[Recorded data]
☆ ☆ ☆ ☆

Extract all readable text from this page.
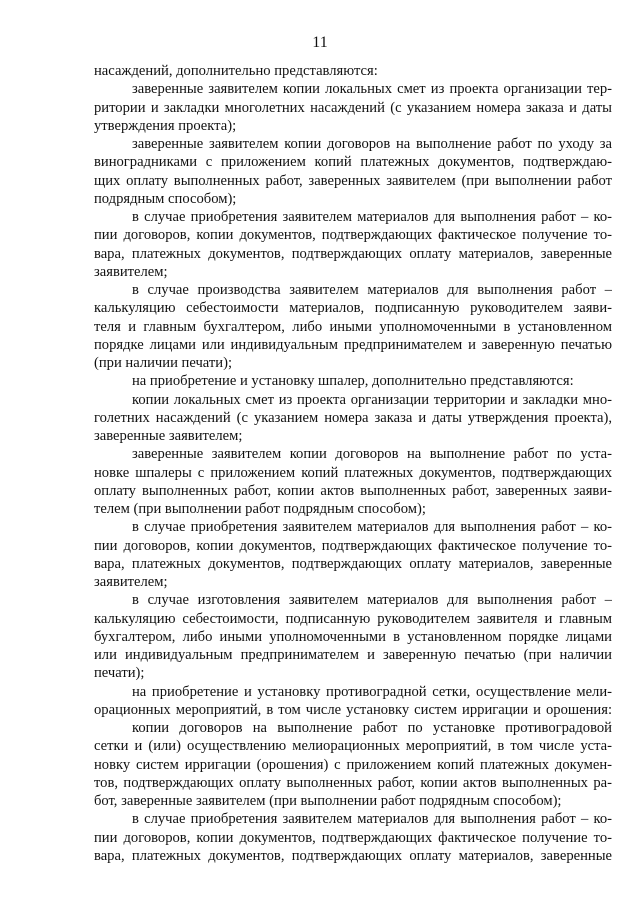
11
насаждений, дополнительно представляются:
заверенные заявителем копии локальных смет из проекта организации тер-
ритории и закладки многолетних насаждений (с указанием номера заказа и даты
утверждения проекта);
заверенные заявителем копии договоров на выполнение работ по уходу за
виноградниками с приложением копий платежных документов, подтверждаю-
щих оплату выполненных работ, заверенных заявителем (при выполнении работ
подрядным способом);
в случае приобретения заявителем материалов для выполнения работ – ко-
пии договоров, копии документов, подтверждающих фактическое получение то-
вара, платежных документов, подтверждающих оплату материалов, заверенные
заявителем;
в случае производства заявителем материалов для выполнения работ –
калькуляцию себестоимости материалов, подписанную руководителем заяви-
теля и главным бухгалтером, либо иными уполномоченными в установленном
порядке лицами или индивидуальным предпринимателем и заверенную печатью
(при наличии печати);
на приобретение и установку шпалер, дополнительно представляются:
копии локальных смет из проекта организации территории и закладки мно-
голетних насаждений (с указанием номера заказа и даты утверждения проекта),
заверенные заявителем;
заверенные заявителем копии договоров на выполнение работ по уста-
новке шпалеры с приложением копий платежных документов, подтверждающих
оплату выполненных работ, копии актов выполненных работ, заверенных заяви-
телем (при выполнении работ подрядным способом);
в случае приобретения заявителем материалов для выполнения работ – ко-
пии договоров, копии документов, подтверждающих фактическое получение то-
вара, платежных документов, подтверждающих оплату материалов, заверенные
заявителем;
в случае изготовления заявителем материалов для выполнения работ –
калькуляцию себестоимости, подписанную руководителем заявителя и главным
бухгалтером, либо иными уполномоченными в установленном порядке лицами
или индивидуальным предпринимателем и заверенную печатью (при наличии
печати);
на приобретение и установку противоградной сетки, осуществление мели-
орационных мероприятий, в том числе установку систем ирригации и орошения:
копии договоров на выполнение работ по установке противоградовой
сетки и (или) осуществлению мелиорационных мероприятий, в том числе уста-
новку систем ирригации (орошения) с приложением копий платежных докумен-
тов, подтверждающих оплату выполненных работ, копии актов выполненных ра-
бот, заверенные заявителем (при выполнении работ подрядным способом);
в случае приобретения заявителем материалов для выполнения работ – ко-
пии договоров, копии документов, подтверждающих фактическое получение то-
вара, платежных документов, подтверждающих оплату материалов, заверенные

☆ ☆ ☆ ☆

__YOUR INSTRUCTIONS__: Will you restate every entry word for word and omit the images?

__RESULT FOR THIS EXERCISE__:
Extract all readable text from this page.
11
насаждений, дополнительно представляются:
заверенные заявителем копии локальных смет из проекта организации тер-
ритории и закладки многолетних насаждений (с указанием номера заказа и даты
утверждения проекта);
заверенные заявителем копии договоров на выполнение работ по уходу за
виноградниками с приложением копий платежных документов, подтверждаю-
щих оплату выполненных работ, заверенных заявителем (при выполнении работ
подрядным способом);
в случае приобретения заявителем материалов для выполнения работ – ко-
пии договоров, копии документов, подтверждающих фактическое получение то-
вара, платежных документов, подтверждающих оплату материалов, заверенные
заявителем;
в случае производства заявителем материалов для выполнения работ –
калькуляцию себестоимости материалов, подписанную руководителем заяви-
теля и главным бухгалтером, либо иными уполномоченными в установленном
порядке лицами или индивидуальным предпринимателем и заверенную печатью
(при наличии печати);
на приобретение и установку шпалер, дополнительно представляются:
копии локальных смет из проекта организации территории и закладки мно-
голетних насаждений (с указанием номера заказа и даты утверждения проекта),
заверенные заявителем;
заверенные заявителем копии договоров на выполнение работ по уста-
новке шпалеры с приложением копий платежных документов, подтверждающих
оплату выполненных работ, копии актов выполненных работ, заверенных заяви-
телем (при выполнении работ подрядным способом);
в случае приобретения заявителем материалов для выполнения работ – ко-
пии договоров, копии документов, подтверждающих фактическое получение то-
вара, платежных документов, подтверждающих оплату материалов, заверенные
заявителем;
в случае изготовления заявителем материалов для выполнения работ –
калькуляцию себестоимости, подписанную руководителем заявителя и главным
бухгалтером, либо иными уполномоченными в установленном порядке лицами
или индивидуальным предпринимателем и заверенную печатью (при наличии
печати);
на приобретение и установку противоградной сетки, осуществление мели-
орационных мероприятий, в том числе установку систем ирригации и орошения:
копии договоров на выполнение работ по установке противоградовой
сетки и (или) осуществлению мелиорационных мероприятий, в том числе уста-
новку систем ирригации (орошения) с приложением копий платежных докумен-
тов, подтверждающих оплату выполненных работ, копии актов выполненных ра-
бот, заверенные заявителем (при выполнении работ подрядным способом);
в случае приобретения заявителем материалов для выполнения работ – ко-
пии договоров, копии документов, подтверждающих фактическое получение то-
вара, платежных документов, подтверждающих оплату материалов, заверенные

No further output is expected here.